### TASK DESCRIPTION
Count only the lines of the records that hold "Pozořice", then give the number without any other words.

### EXTRACTED ENTRIES
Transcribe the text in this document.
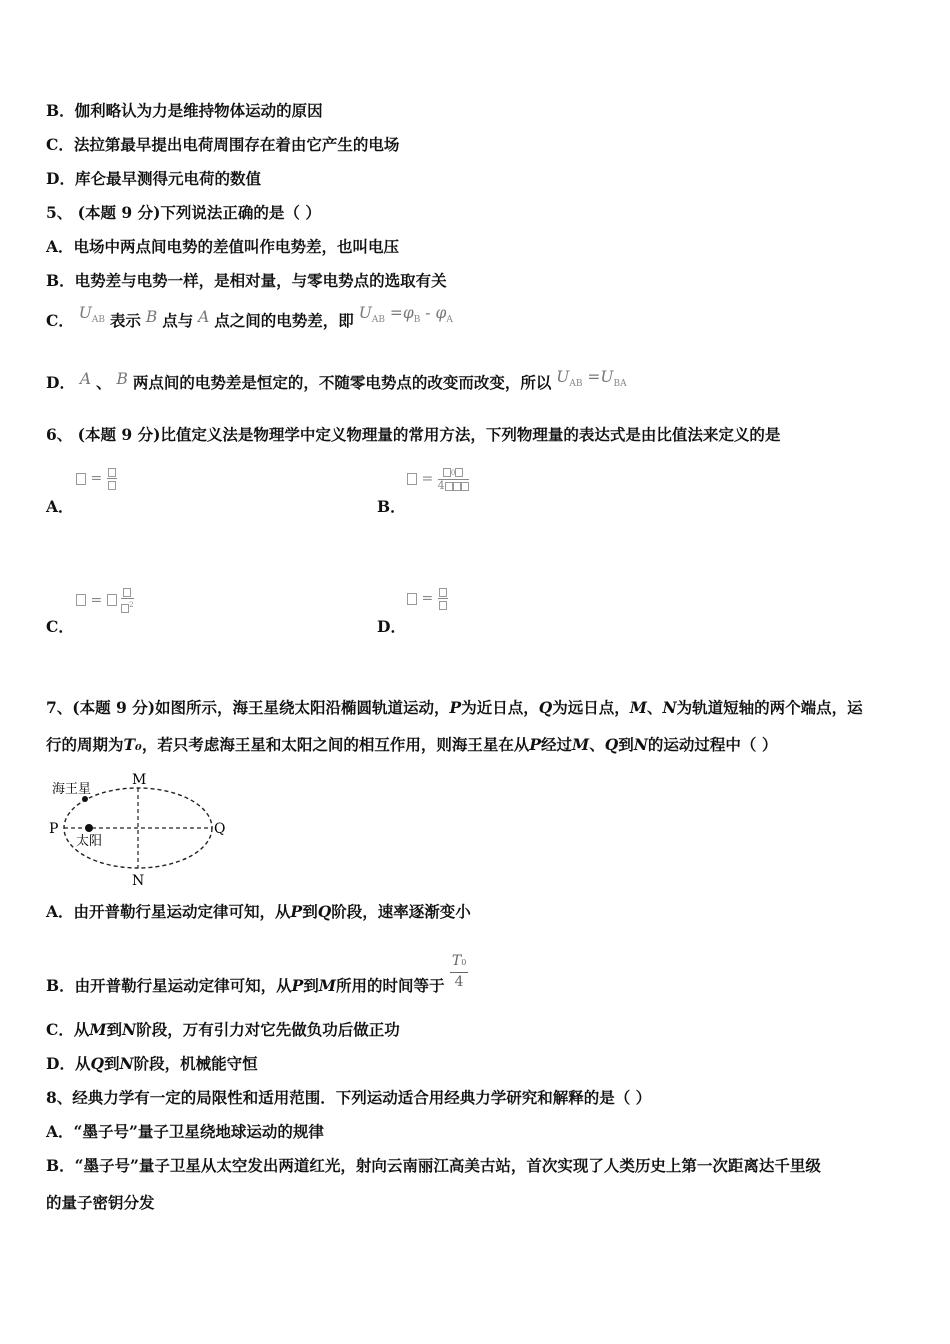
B．伽利略认为力是维持物体运动的原因
C．法拉第最早提出电荷周围存在着由它产生的电场
D．库仑最早测得元电荷的数值
5、 (本题 9 分)下列说法正确的是（ ）
A．电场中两点间电势的差值叫作电势差，也叫电压
B．电势差与电势一样，是相对量，与零电势点的选取有关
C． $U_{AB}$ 表示 B 点与 A 点之间的电势差，即 $U_{AB} =\varphi_B - \varphi_A$
D． A 、 B 两点间的电势差是恒定的，不随零电势点的改变而改变，所以 $U_{AB} =U_{BA}$
6、 (本题 9 分)比值定义法是物理学中定义物理量的常用方法，下列物理量的表达式是由比值法来定义的是
=
A．
= $\frac{0}{4}$
B．
=	$^2$
C．
=
D．
7、(本题 9 分)如图所示，海王星绕太阳沿椭圆轨道运动，P为近日点，Q为远日点，M、N为轨道短轴的两个端点，运
行的周期为T₀，若只考虑海王星和太阳之间的相互作用，则海王星在从P经过M、Q到N的运动过程中（ ）
海王星
太阳
M
N
P	Q
A．由开普勒行星运动定律可知，从P到Q阶段，速率逐渐变小
B．由开普勒行星运动定律可知，从P到M所用的时间等于 $\frac{T0}{4}$
C．从M到N阶段，万有引力对它先做负功后做正功
D．从Q到N阶段，机械能守恒
8、经典力学有一定的局限性和适用范围．下列运动适合用经典力学研究和解释的是（ ）
A．“墨子号”量子卫星绕地球运动的规律
B．“墨子号”量子卫星从太空发出两道红光，射向云南丽江高美古站，首次实现了人类历史上第一次距离达千里级
的量子密钥分发
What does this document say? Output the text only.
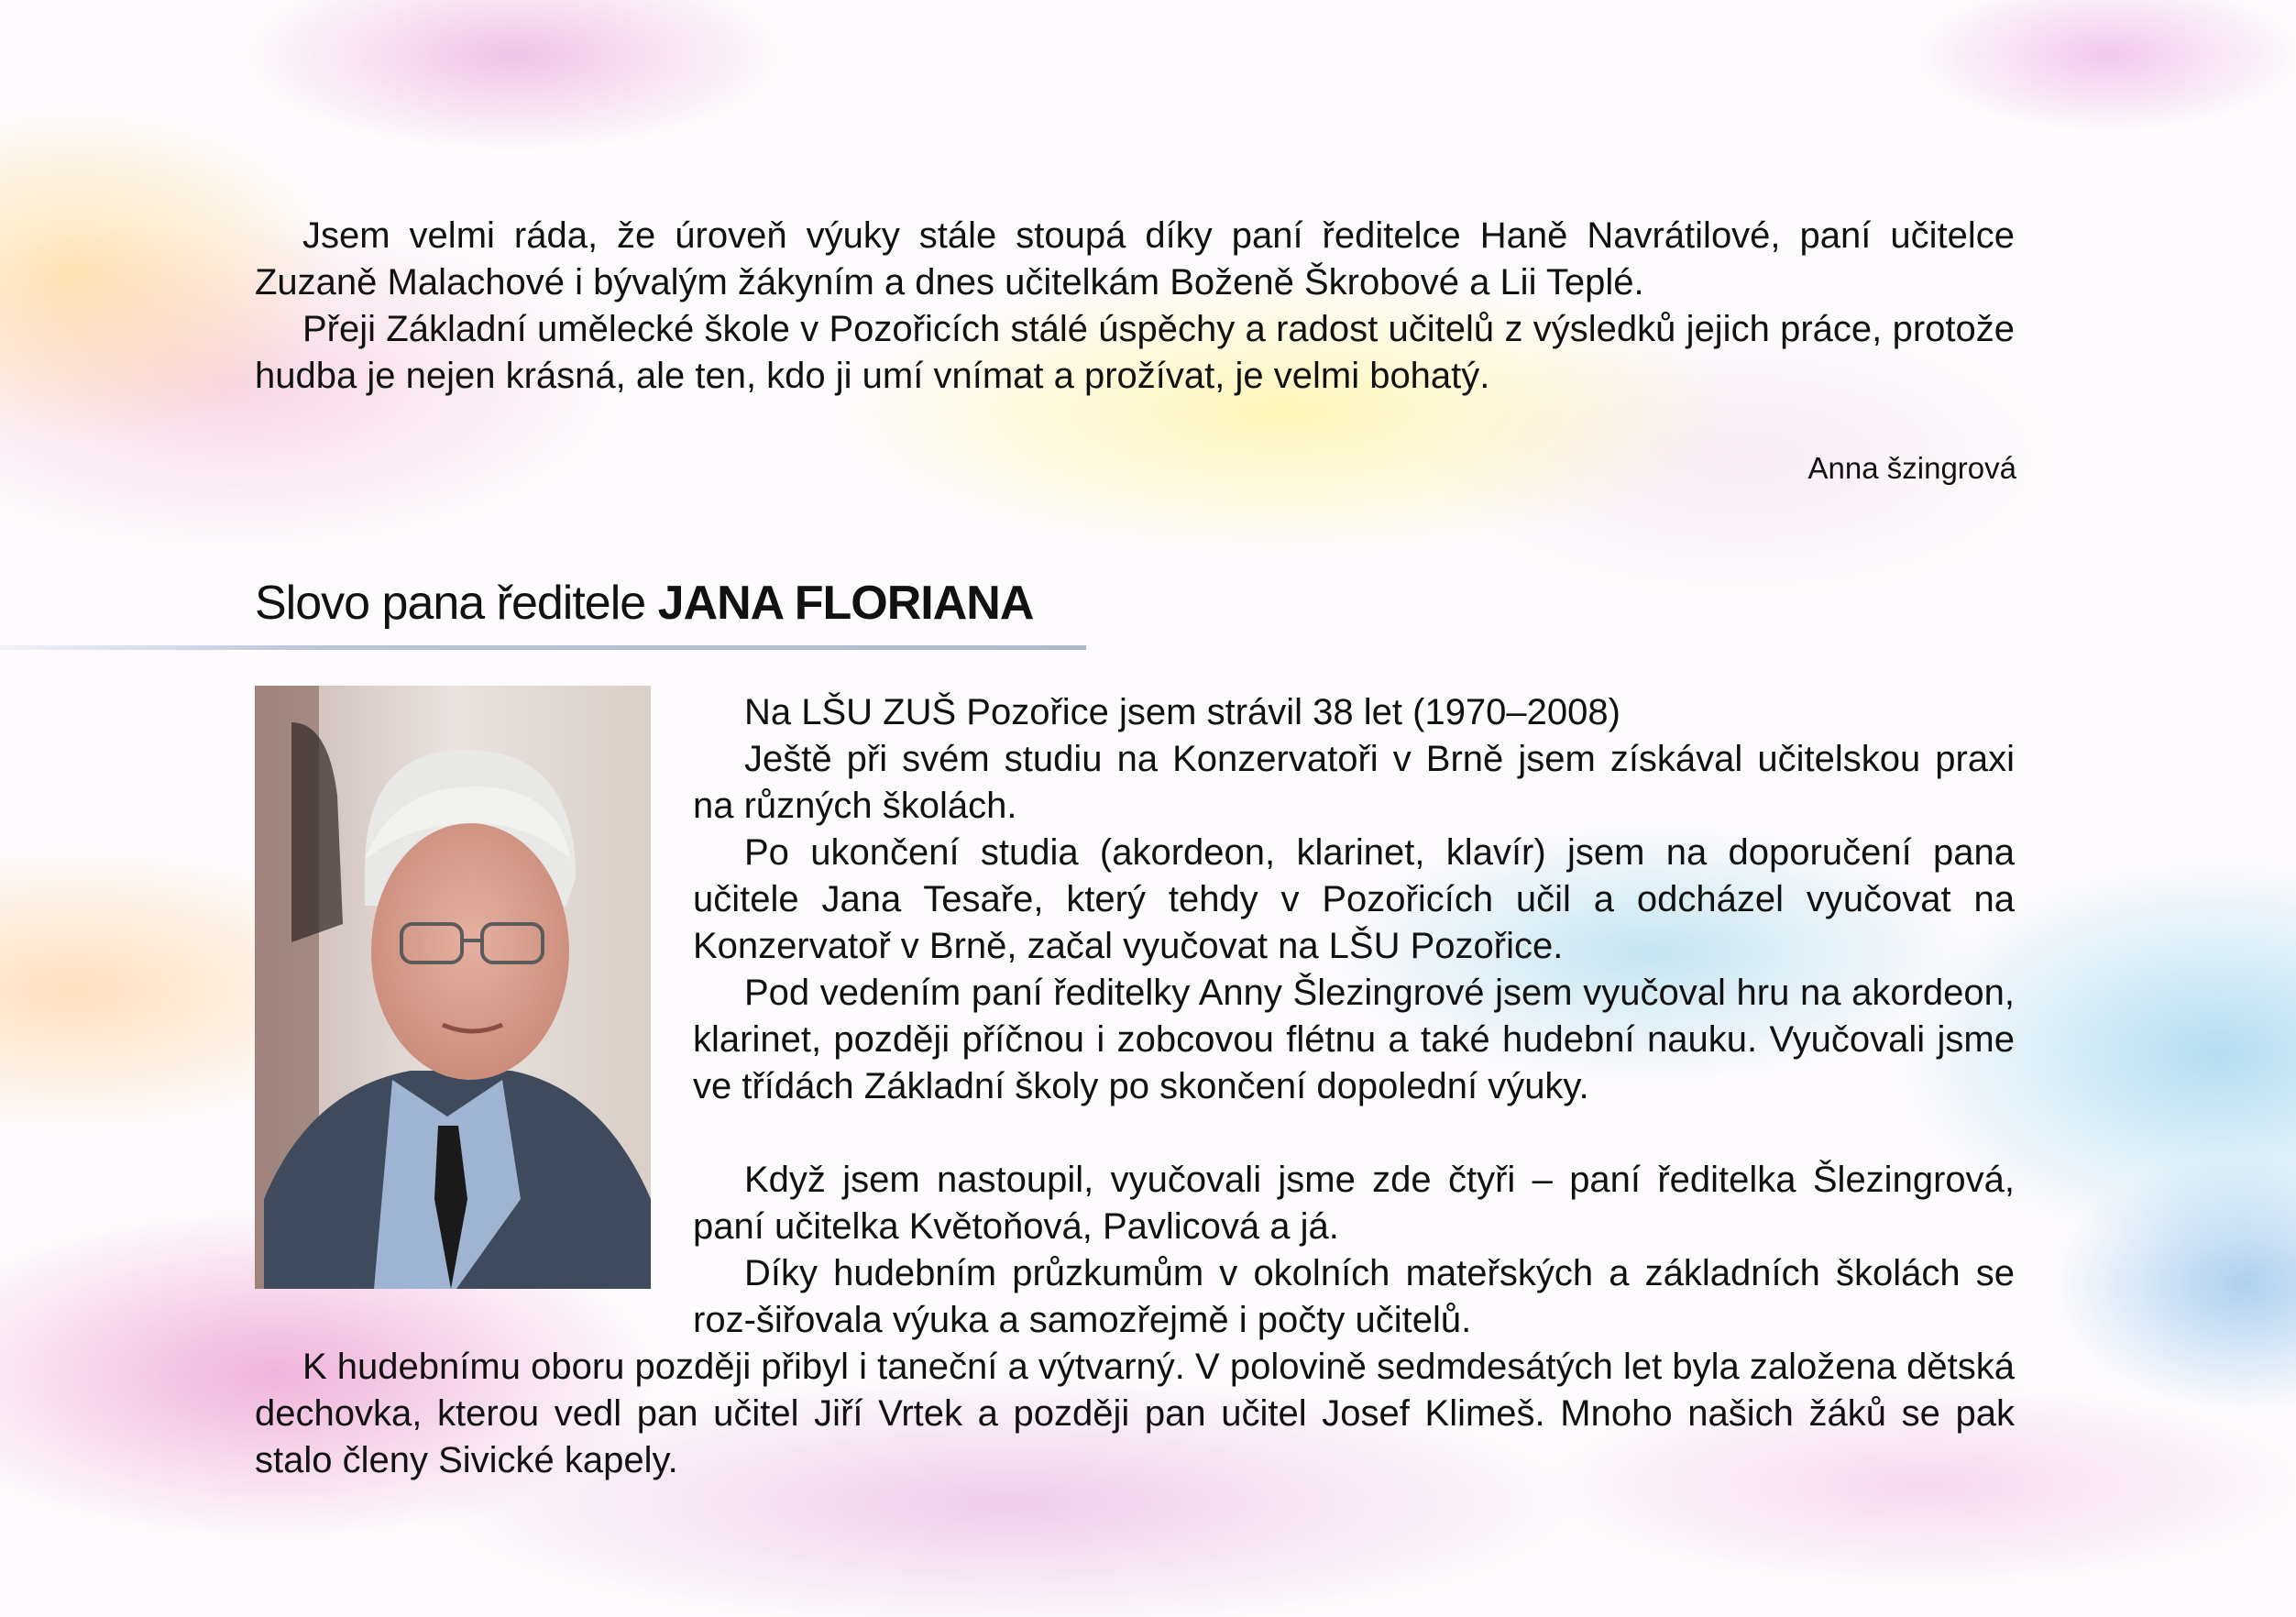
Jsem velmi ráda, že úroveň výuky stále stoupá díky paní ředitelce Haně Navrátilové, paní učitelce Zuzaně Malachové i bývalým žákyním a dnes učitelkám Boženě Škrobové a Lii Teplé.

Přeji Základní umělecké škole v Pozořicích stálé úspěchy a radost učitelů z výsledků jejich práce, protože hudba je nejen krásná, ale ten, kdo ji umí vnímat a prožívat, je velmi bohatý.

Anna šzingrová
Slovo pana ředitele JANA FLORIANA

Na LŠU ZUŠ Pozořice jsem strávil 38 let (1970–2008)

Ještě při svém studiu na Konzervatoři v Brně jsem získával učitelskou praxi na různých školách.

Po ukončení studia (akordeon, klarinet, klavír) jsem na doporučení pana učitele Jana Tesaře, který tehdy v Pozořicích učil a odcházel vyučovat na Konzervatoř v Brně, začal vyučovat na LŠU Pozořice.

Pod vedením paní ředitelky Anny Šlezingrové jsem vyučoval hru na akordeon, klarinet, později příčnou i zobcovou flétnu a také hudební nauku. Vyučovali jsme ve třídách Základní školy po skončení dopolední výuky.

Když jsem nastoupil, vyučovali jsme zde čtyři – paní ředitelka Šlezingrová, paní učitelka Květoňová, Pavlicová a já.

Díky hudebním průzkumům v okolních mateřských a základních školách se roz-šiřovala výuka a samozřejmě i počty učitelů.

K hudebnímu oboru později přibyl i taneční a výtvarný. V polovině sedmdesátých let byla založena dětská dechovka, kterou vedl pan učitel Jiří Vrtek a později pan učitel Josef Klimeš. Mnoho našich žáků se pak stalo členy Sivické kapely.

### FINISHED EXERCISE
2